**Job**: Exactly as given, repeat all of the entries.

[Stored records]
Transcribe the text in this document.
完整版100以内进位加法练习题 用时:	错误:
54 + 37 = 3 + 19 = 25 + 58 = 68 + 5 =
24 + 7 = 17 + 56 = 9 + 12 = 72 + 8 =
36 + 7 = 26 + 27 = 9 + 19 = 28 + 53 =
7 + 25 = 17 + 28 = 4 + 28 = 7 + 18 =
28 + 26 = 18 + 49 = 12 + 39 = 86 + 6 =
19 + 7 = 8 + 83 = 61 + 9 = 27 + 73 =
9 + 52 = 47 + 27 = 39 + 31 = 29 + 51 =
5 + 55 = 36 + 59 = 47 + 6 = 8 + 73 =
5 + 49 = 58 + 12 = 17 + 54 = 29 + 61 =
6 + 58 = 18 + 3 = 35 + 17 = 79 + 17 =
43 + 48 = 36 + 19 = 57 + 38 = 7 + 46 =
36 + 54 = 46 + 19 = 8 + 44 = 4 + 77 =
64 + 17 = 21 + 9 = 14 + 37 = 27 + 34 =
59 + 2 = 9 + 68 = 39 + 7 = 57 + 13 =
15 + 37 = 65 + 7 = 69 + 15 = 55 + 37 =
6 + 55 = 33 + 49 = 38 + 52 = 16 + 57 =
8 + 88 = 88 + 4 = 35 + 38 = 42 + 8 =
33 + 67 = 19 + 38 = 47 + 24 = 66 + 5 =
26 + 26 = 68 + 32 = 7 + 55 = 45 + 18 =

**Solution for this exercise**:
Transcribe the text in this document.
完整版100以内进位加法练习题 用时:	错误:
54 + 37 = 3 + 19 = 25 + 58 = 68 + 5 =
24 + 7 = 17 + 56 = 9 + 12 = 72 + 8 =
36 + 7 = 26 + 27 = 9 + 19 = 28 + 53 =
7 + 25 = 17 + 28 = 4 + 28 = 7 + 18 =
28 + 26 = 18 + 49 = 12 + 39 = 86 + 6 =
19 + 7 = 8 + 83 = 61 + 9 = 27 + 73 =
9 + 52 = 47 + 27 = 39 + 31 = 29 + 51 =
5 + 55 = 36 + 59 = 47 + 6 = 8 + 73 =
5 + 49 = 58 + 12 = 17 + 54 = 29 + 61 =
6 + 58 = 18 + 3 = 35 + 17 = 79 + 17 =
43 + 48 = 36 + 19 = 57 + 38 = 7 + 46 =
36 + 54 = 46 + 19 = 8 + 44 = 4 + 77 =
64 + 17 = 21 + 9 = 14 + 37 = 27 + 34 =
59 + 2 = 9 + 68 = 39 + 7 = 57 + 13 =
15 + 37 = 65 + 7 = 69 + 15 = 55 + 37 =
6 + 55 = 33 + 49 = 38 + 52 = 16 + 57 =
8 + 88 = 88 + 4 = 35 + 38 = 42 + 8 =
33 + 67 = 19 + 38 = 47 + 24 = 66 + 5 =
26 + 26 = 68 + 32 = 7 + 55 = 45 + 18 =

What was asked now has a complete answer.